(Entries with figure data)
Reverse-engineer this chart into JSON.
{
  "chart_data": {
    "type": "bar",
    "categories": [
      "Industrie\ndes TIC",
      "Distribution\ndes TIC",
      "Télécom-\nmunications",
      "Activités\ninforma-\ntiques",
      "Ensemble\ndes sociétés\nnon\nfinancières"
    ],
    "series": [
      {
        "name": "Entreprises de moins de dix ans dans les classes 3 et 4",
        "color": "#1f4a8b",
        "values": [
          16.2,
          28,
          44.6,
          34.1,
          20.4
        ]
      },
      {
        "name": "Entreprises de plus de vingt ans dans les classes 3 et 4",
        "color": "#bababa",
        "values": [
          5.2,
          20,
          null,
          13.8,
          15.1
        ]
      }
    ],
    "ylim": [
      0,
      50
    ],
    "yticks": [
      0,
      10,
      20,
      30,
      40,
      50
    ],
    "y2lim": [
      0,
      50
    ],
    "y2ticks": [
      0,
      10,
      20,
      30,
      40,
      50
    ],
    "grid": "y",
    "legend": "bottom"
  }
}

...

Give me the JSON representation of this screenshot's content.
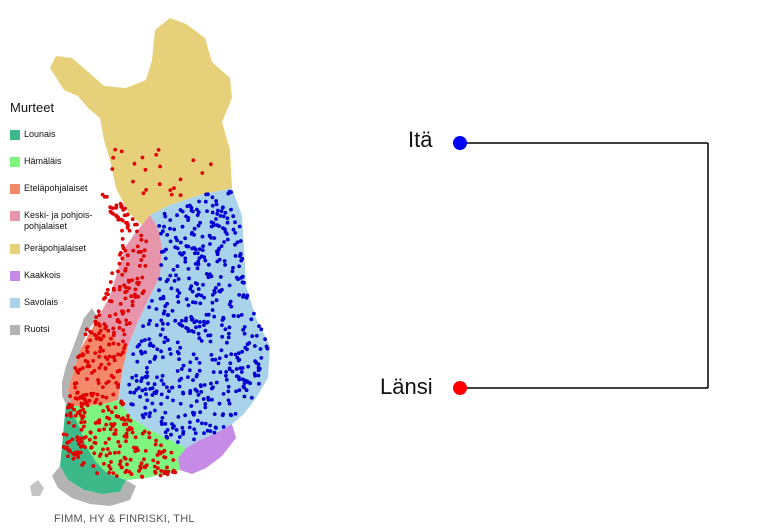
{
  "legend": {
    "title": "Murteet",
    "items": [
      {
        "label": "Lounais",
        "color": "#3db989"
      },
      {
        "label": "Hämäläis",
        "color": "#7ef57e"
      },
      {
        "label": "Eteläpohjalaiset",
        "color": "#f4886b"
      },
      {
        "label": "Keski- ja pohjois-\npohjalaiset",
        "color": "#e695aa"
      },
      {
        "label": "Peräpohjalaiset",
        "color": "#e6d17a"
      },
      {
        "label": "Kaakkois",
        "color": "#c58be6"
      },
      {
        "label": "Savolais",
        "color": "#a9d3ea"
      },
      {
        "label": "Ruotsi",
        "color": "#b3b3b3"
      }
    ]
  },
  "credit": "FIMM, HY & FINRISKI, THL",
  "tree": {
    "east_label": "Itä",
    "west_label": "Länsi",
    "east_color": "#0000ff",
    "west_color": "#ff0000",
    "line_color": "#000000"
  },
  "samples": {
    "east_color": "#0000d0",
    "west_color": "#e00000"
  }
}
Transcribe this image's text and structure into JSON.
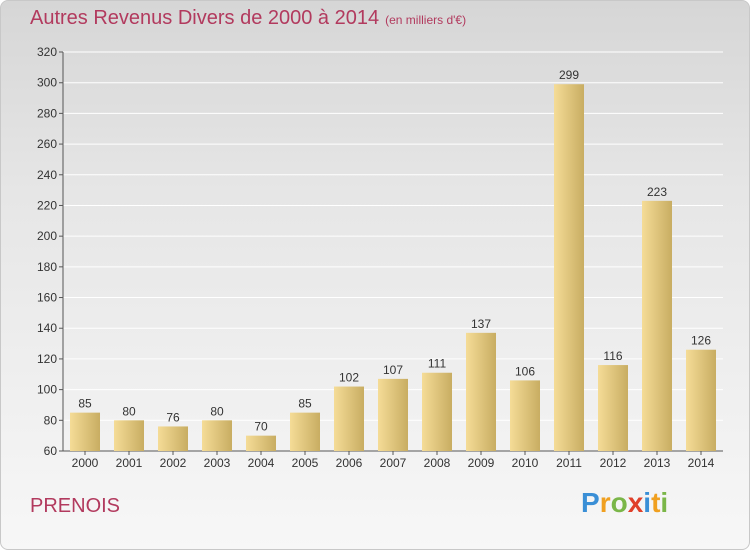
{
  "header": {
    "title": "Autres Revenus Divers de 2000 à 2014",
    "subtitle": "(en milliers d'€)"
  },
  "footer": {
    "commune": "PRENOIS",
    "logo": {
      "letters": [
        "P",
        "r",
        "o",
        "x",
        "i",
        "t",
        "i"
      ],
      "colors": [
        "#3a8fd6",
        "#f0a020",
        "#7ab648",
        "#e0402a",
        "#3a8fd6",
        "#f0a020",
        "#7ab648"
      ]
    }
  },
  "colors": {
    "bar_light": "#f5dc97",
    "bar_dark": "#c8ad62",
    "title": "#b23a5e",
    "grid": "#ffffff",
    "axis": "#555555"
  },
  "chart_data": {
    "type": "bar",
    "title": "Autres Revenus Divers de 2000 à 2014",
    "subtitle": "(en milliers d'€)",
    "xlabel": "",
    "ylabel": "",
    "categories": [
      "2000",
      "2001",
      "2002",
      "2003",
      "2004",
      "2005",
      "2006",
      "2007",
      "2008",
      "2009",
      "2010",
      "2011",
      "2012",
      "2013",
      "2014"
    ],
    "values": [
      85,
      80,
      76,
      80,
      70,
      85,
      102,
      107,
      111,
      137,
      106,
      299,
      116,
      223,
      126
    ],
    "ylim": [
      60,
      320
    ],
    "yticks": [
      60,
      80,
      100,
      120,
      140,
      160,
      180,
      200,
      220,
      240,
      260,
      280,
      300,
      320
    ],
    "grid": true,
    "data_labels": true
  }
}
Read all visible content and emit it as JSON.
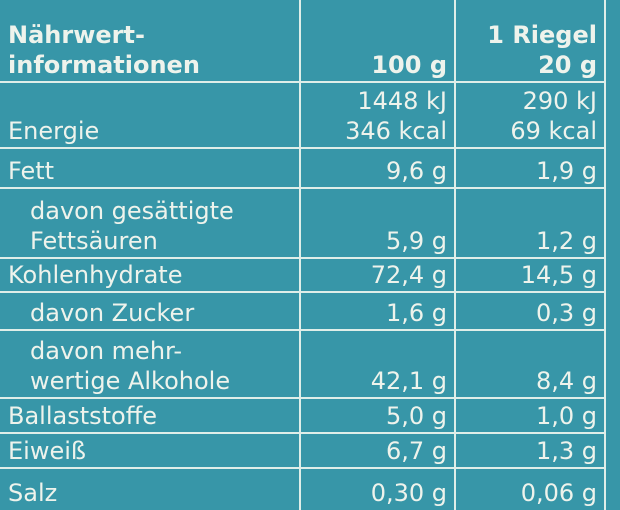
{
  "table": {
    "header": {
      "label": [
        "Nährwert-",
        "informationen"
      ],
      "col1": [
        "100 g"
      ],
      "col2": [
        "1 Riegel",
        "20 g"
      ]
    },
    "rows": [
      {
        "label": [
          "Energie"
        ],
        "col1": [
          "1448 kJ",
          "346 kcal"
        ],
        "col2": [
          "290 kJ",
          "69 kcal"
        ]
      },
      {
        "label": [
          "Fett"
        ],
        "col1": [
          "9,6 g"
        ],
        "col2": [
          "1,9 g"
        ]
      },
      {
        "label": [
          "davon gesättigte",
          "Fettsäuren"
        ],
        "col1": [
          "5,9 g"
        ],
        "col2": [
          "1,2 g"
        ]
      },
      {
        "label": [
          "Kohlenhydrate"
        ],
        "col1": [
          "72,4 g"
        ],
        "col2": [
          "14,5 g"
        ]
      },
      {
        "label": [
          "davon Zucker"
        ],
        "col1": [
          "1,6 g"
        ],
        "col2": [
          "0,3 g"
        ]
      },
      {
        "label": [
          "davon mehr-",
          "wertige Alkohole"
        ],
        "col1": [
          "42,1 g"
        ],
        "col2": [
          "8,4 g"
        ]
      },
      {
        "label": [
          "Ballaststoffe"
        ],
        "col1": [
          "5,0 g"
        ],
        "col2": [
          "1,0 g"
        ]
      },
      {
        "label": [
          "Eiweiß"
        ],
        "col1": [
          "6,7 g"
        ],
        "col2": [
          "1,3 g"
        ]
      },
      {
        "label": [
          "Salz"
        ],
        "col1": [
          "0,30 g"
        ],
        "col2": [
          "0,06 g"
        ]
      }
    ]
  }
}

*What is asked*:
Write out every line of the listing that holds the word "milliers".

*Answer*:
    "subtitle": "(en milliers d'€)"
    "subtitle": "(en milliers d'€)",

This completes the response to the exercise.